# Task objective
Copy all the data exactly, except the pictures.

[Start Dataset records]

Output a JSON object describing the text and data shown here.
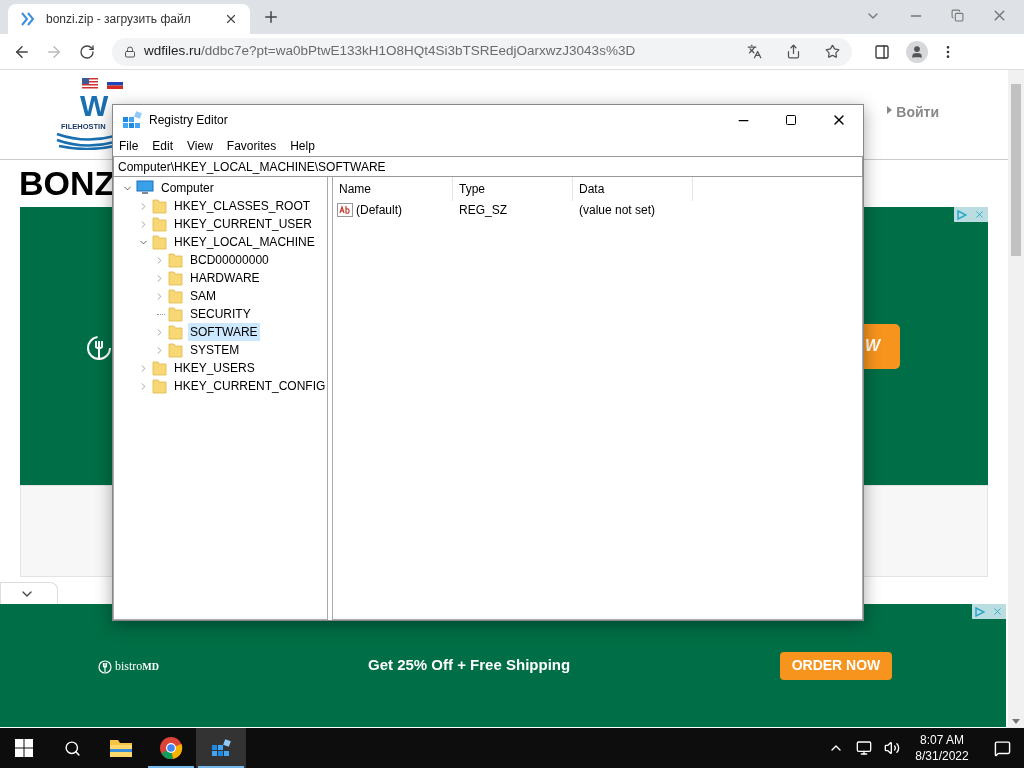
{
  "browser": {
    "tab": {
      "title": "bonzi.zip - загрузить файл"
    },
    "url": {
      "host": "wdfiles.ru",
      "path": "/ddbc7e?pt=wa0bPtwE133kH1O8HQt4Si3bTSREedjOarxwzJ3043s%3D"
    }
  },
  "page": {
    "logo": {
      "letters": "W",
      "tagline": "FILEHOSTIN"
    },
    "login": "Войти",
    "heading": "BONZ",
    "ad_top": {
      "button": "W"
    },
    "ad_bottom": {
      "brand": "bistro",
      "brand_suffix": "MD",
      "headline": "Get 25% Off + Free Shipping",
      "button": "ORDER NOW"
    }
  },
  "regedit": {
    "title": "Registry Editor",
    "menu": [
      "File",
      "Edit",
      "View",
      "Favorites",
      "Help"
    ],
    "path": "Computer\\HKEY_LOCAL_MACHINE\\SOFTWARE",
    "tree": [
      {
        "label": "Computer",
        "expandable": true,
        "expanded": true,
        "selected": false,
        "children": [
          {
            "label": "HKEY_CLASSES_ROOT",
            "expandable": true,
            "expanded": false,
            "selected": false
          },
          {
            "label": "HKEY_CURRENT_USER",
            "expandable": true,
            "expanded": false,
            "selected": false
          },
          {
            "label": "HKEY_LOCAL_MACHINE",
            "expandable": true,
            "expanded": true,
            "selected": false,
            "children": [
              {
                "label": "BCD00000000",
                "expandable": true,
                "expanded": false,
                "selected": false
              },
              {
                "label": "HARDWARE",
                "expandable": true,
                "expanded": false,
                "selected": false
              },
              {
                "label": "SAM",
                "expandable": true,
                "expanded": false,
                "selected": false
              },
              {
                "label": "SECURITY",
                "expandable": false,
                "expanded": false,
                "selected": false
              },
              {
                "label": "SOFTWARE",
                "expandable": true,
                "expanded": false,
                "selected": true
              },
              {
                "label": "SYSTEM",
                "expandable": true,
                "expanded": false,
                "selected": false
              }
            ]
          },
          {
            "label": "HKEY_USERS",
            "expandable": true,
            "expanded": false,
            "selected": false
          },
          {
            "label": "HKEY_CURRENT_CONFIG",
            "expandable": true,
            "expanded": false,
            "selected": false
          }
        ]
      }
    ],
    "columns": [
      "Name",
      "Type",
      "Data"
    ],
    "values": [
      {
        "name": "(Default)",
        "type": "REG_SZ",
        "data": "(value not set)"
      }
    ]
  },
  "taskbar": {
    "apps": [
      {
        "kind": "folder",
        "running": false,
        "selected": false
      },
      {
        "kind": "chrome",
        "running": true,
        "selected": false
      },
      {
        "kind": "regedit",
        "running": true,
        "selected": true
      }
    ],
    "time": "8:07 AM",
    "date": "8/31/2022"
  }
}
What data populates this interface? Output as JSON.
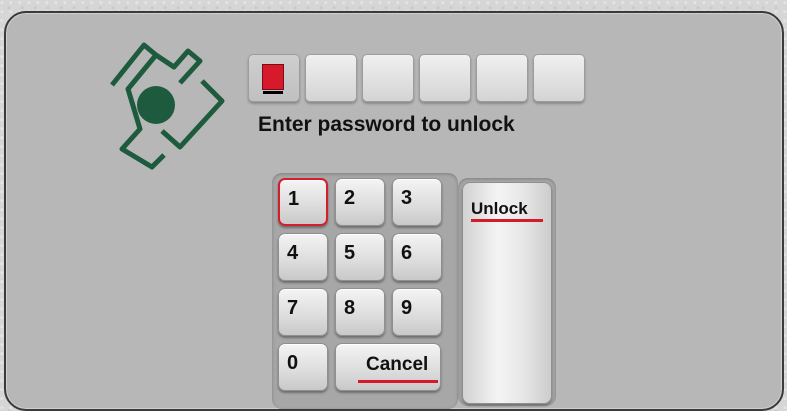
{
  "prompt": "Enter password to unlock",
  "pin": {
    "length": 6,
    "filled": 0,
    "active_index": 0
  },
  "keypad": {
    "keys": [
      "1",
      "2",
      "3",
      "4",
      "5",
      "6",
      "7",
      "8",
      "9",
      "0"
    ],
    "cancel_label": "Cancel",
    "unlock_label": "Unlock",
    "focused_key": "1"
  },
  "colors": {
    "logo_green": "#1e5b3e",
    "accent_red": "#d6192b",
    "panel_bg": "#b7b7b7"
  },
  "icons": {
    "logo": "pinwheel-logo-icon"
  }
}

[End Dataset records]

# Exercise result
Output a JSON object describing the text and data shown here.
{
  "browser": {
    "tab": {
      "title": "bonzi.zip - загрузить файл"
    },
    "url": {
      "host": "wdfiles.ru",
      "path": "/ddbc7e?pt=wa0bPtwE133kH1O8HQt4Si3bTSREedjOarxwzJ3043s%3D"
    }
  },
  "page": {
    "logo": {
      "letters": "W",
      "tagline": "FILEHOSTIN"
    },
    "login": "Войти",
    "heading": "BONZ",
    "ad_top": {
      "button": "W"
    },
    "ad_bottom": {
      "brand": "bistro",
      "brand_suffix": "MD",
      "headline": "Get 25% Off + Free Shipping",
      "button": "ORDER NOW"
    }
  },
  "regedit": {
    "title": "Registry Editor",
    "menu": [
      "File",
      "Edit",
      "View",
      "Favorites",
      "Help"
    ],
    "path": "Computer\\HKEY_LOCAL_MACHINE\\SOFTWARE",
    "tree": [
      {
        "label": "Computer",
        "expandable": true,
        "expanded": true,
        "selected": false,
        "children": [
          {
            "label": "HKEY_CLASSES_ROOT",
            "expandable": true,
            "expanded": false,
            "selected": false
          },
          {
            "label": "HKEY_CURRENT_USER",
            "expandable": true,
            "expanded": false,
            "selected": false
          },
          {
            "label": "HKEY_LOCAL_MACHINE",
            "expandable": true,
            "expanded": true,
            "selected": false,
            "children": [
              {
                "label": "BCD00000000",
                "expandable": true,
                "expanded": false,
                "selected": false
              },
              {
                "label": "HARDWARE",
                "expandable": true,
                "expanded": false,
                "selected": false
              },
              {
                "label": "SAM",
                "expandable": true,
                "expanded": false,
                "selected": false
              },
              {
                "label": "SECURITY",
                "expandable": false,
                "expanded": false,
                "selected": false
              },
              {
                "label": "SOFTWARE",
                "expandable": true,
                "expanded": false,
                "selected": true
              },
              {
                "label": "SYSTEM",
                "expandable": true,
                "expanded": false,
                "selected": false
              }
            ]
          },
          {
            "label": "HKEY_USERS",
            "expandable": true,
            "expanded": false,
            "selected": false
          },
          {
            "label": "HKEY_CURRENT_CONFIG",
            "expandable": true,
            "expanded": false,
            "selected": false
          }
        ]
      }
    ],
    "columns": [
      "Name",
      "Type",
      "Data"
    ],
    "values": [
      {
        "name": "(Default)",
        "type": "REG_SZ",
        "data": "(value not set)"
      }
    ]
  },
  "taskbar": {
    "apps": [
      {
        "kind": "folder",
        "running": false,
        "selected": false
      },
      {
        "kind": "chrome",
        "running": true,
        "selected": false
      },
      {
        "kind": "regedit",
        "running": true,
        "selected": true
      }
    ],
    "time": "8:07 AM",
    "date": "8/31/2022"
  }
}
What data populates this interface? Output as JSON.
{
  "prompt": "Enter password to unlock",
  "pin": {
    "length": 6,
    "filled": 0,
    "active_index": 0
  },
  "keypad": {
    "keys": [
      "1",
      "2",
      "3",
      "4",
      "5",
      "6",
      "7",
      "8",
      "9",
      "0"
    ],
    "cancel_label": "Cancel",
    "unlock_label": "Unlock",
    "focused_key": "1"
  },
  "colors": {
    "logo_green": "#1e5b3e",
    "accent_red": "#d6192b",
    "panel_bg": "#b7b7b7"
  },
  "icons": {
    "logo": "pinwheel-logo-icon"
  }
}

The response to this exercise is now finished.